— start SUPPLIED INFORMATION —

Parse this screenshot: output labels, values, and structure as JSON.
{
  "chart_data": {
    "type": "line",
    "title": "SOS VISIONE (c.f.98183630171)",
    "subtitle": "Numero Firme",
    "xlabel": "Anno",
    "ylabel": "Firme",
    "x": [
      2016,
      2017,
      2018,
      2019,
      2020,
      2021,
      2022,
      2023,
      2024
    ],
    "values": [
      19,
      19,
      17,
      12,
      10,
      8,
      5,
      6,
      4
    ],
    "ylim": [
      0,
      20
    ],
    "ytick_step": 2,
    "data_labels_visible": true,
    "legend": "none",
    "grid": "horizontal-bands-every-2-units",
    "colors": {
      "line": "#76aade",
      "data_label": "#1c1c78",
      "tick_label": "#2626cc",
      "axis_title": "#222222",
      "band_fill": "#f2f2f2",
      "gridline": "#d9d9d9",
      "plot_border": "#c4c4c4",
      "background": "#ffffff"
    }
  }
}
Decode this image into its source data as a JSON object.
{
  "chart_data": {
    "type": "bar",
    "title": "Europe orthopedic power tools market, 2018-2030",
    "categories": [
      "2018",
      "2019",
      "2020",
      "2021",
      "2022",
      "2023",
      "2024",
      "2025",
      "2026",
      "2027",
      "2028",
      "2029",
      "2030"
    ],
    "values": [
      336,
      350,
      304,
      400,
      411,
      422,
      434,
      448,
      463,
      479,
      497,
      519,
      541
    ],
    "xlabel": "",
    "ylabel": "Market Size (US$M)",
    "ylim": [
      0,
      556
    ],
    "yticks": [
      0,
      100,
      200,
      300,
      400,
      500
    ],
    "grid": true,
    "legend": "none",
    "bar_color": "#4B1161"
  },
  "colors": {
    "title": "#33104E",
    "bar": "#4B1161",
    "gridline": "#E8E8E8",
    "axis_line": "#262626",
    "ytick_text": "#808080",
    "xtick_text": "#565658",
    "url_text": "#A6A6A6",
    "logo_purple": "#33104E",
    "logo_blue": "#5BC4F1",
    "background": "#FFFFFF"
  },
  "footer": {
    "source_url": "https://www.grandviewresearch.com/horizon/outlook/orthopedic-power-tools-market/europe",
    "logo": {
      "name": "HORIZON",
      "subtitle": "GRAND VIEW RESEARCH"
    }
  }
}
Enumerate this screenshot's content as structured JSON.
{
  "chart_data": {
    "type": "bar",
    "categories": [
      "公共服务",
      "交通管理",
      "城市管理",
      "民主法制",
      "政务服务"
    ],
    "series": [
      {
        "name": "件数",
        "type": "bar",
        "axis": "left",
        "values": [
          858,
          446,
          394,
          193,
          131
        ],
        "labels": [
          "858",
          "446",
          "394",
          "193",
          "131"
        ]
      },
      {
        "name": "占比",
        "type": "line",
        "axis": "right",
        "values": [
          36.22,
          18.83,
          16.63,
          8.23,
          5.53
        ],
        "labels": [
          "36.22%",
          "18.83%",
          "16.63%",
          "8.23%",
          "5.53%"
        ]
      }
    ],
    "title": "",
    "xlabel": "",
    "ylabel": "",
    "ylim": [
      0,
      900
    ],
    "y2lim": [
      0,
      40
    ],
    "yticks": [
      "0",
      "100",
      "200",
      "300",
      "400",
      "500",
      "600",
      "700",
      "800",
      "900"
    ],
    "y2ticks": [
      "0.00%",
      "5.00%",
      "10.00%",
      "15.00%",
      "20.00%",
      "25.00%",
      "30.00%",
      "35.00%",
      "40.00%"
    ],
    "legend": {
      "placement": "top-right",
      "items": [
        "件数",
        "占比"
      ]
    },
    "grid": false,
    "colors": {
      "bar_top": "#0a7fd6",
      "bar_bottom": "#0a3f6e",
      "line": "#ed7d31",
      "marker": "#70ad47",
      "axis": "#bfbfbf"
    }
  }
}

— end SUPPLIED INFORMATION —

Transcribe every line of the data, exactly as it stands.

RESULT OF THE EXERCISE
Parse this screenshot: output labels, values, and structure as JSON.
{
  "chart_data": {
    "type": "line",
    "title": "SOS VISIONE (c.f.98183630171)",
    "subtitle": "Numero Firme",
    "xlabel": "Anno",
    "ylabel": "Firme",
    "x": [
      2016,
      2017,
      2018,
      2019,
      2020,
      2021,
      2022,
      2023,
      2024
    ],
    "values": [
      19,
      19,
      17,
      12,
      10,
      8,
      5,
      6,
      4
    ],
    "ylim": [
      0,
      20
    ],
    "ytick_step": 2,
    "data_labels_visible": true,
    "legend": "none",
    "grid": "horizontal-bands-every-2-units",
    "colors": {
      "line": "#76aade",
      "data_label": "#1c1c78",
      "tick_label": "#2626cc",
      "axis_title": "#222222",
      "band_fill": "#f2f2f2",
      "gridline": "#d9d9d9",
      "plot_border": "#c4c4c4",
      "background": "#ffffff"
    }
  }
}
Decode this image into its source data as a JSON object.
{
  "chart_data": {
    "type": "bar",
    "title": "Europe orthopedic power tools market, 2018-2030",
    "categories": [
      "2018",
      "2019",
      "2020",
      "2021",
      "2022",
      "2023",
      "2024",
      "2025",
      "2026",
      "2027",
      "2028",
      "2029",
      "2030"
    ],
    "values": [
      336,
      350,
      304,
      400,
      411,
      422,
      434,
      448,
      463,
      479,
      497,
      519,
      541
    ],
    "xlabel": "",
    "ylabel": "Market Size (US$M)",
    "ylim": [
      0,
      556
    ],
    "yticks": [
      0,
      100,
      200,
      300,
      400,
      500
    ],
    "grid": true,
    "legend": "none",
    "bar_color": "#4B1161"
  },
  "colors": {
    "title": "#33104E",
    "bar": "#4B1161",
    "gridline": "#E8E8E8",
    "axis_line": "#262626",
    "ytick_text": "#808080",
    "xtick_text": "#565658",
    "url_text": "#A6A6A6",
    "logo_purple": "#33104E",
    "logo_blue": "#5BC4F1",
    "background": "#FFFFFF"
  },
  "footer": {
    "source_url": "https://www.grandviewresearch.com/horizon/outlook/orthopedic-power-tools-market/europe",
    "logo": {
      "name": "HORIZON",
      "subtitle": "GRAND VIEW RESEARCH"
    }
  }
}
Enumerate this screenshot's content as structured JSON.
{
  "chart_data": {
    "type": "bar",
    "categories": [
      "公共服务",
      "交通管理",
      "城市管理",
      "民主法制",
      "政务服务"
    ],
    "series": [
      {
        "name": "件数",
        "type": "bar",
        "axis": "left",
        "values": [
          858,
          446,
          394,
          193,
          131
        ],
        "labels": [
          "858",
          "446",
          "394",
          "193",
          "131"
        ]
      },
      {
        "name": "占比",
        "type": "line",
        "axis": "right",
        "values": [
          36.22,
          18.83,
          16.63,
          8.23,
          5.53
        ],
        "labels": [
          "36.22%",
          "18.83%",
          "16.63%",
          "8.23%",
          "5.53%"
        ]
      }
    ],
    "title": "",
    "xlabel": "",
    "ylabel": "",
    "ylim": [
      0,
      900
    ],
    "y2lim": [
      0,
      40
    ],
    "yticks": [
      "0",
      "100",
      "200",
      "300",
      "400",
      "500",
      "600",
      "700",
      "800",
      "900"
    ],
    "y2ticks": [
      "0.00%",
      "5.00%",
      "10.00%",
      "15.00%",
      "20.00%",
      "25.00%",
      "30.00%",
      "35.00%",
      "40.00%"
    ],
    "legend": {
      "placement": "top-right",
      "items": [
        "件数",
        "占比"
      ]
    },
    "grid": false,
    "colors": {
      "bar_top": "#0a7fd6",
      "bar_bottom": "#0a3f6e",
      "line": "#ed7d31",
      "marker": "#70ad47",
      "axis": "#bfbfbf"
    }
  }
}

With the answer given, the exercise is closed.